### Task goal
Look through the data below and report how many lines include "Bandwidth". Only the number should be given.

### Extracted material
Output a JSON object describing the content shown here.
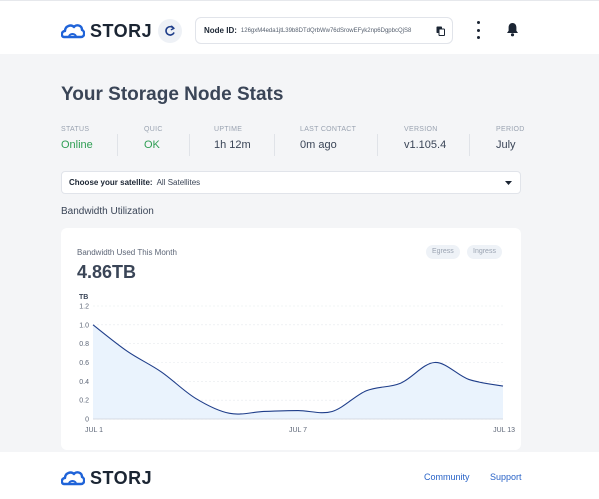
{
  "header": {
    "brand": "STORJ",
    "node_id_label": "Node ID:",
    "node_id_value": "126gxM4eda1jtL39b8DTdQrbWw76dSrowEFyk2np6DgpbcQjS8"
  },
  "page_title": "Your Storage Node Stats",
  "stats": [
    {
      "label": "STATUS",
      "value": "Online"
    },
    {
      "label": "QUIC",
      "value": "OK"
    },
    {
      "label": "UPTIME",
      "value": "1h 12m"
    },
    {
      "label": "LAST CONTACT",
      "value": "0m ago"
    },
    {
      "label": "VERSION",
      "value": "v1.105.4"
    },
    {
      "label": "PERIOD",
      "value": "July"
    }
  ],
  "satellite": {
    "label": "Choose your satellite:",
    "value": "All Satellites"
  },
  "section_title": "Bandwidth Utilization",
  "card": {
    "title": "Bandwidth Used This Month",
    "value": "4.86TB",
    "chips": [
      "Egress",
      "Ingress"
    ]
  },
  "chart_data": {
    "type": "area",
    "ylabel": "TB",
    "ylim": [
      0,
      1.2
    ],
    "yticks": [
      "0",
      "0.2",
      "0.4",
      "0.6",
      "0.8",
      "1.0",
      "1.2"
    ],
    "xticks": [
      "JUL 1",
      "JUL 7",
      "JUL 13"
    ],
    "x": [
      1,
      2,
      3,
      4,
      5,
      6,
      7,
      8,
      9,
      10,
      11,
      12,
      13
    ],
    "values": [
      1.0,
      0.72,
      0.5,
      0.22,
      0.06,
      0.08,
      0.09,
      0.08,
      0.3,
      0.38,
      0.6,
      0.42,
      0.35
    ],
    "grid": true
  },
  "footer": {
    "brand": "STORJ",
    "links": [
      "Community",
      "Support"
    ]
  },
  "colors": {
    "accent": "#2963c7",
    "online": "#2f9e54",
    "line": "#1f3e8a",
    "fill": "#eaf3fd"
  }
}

### Correct output
2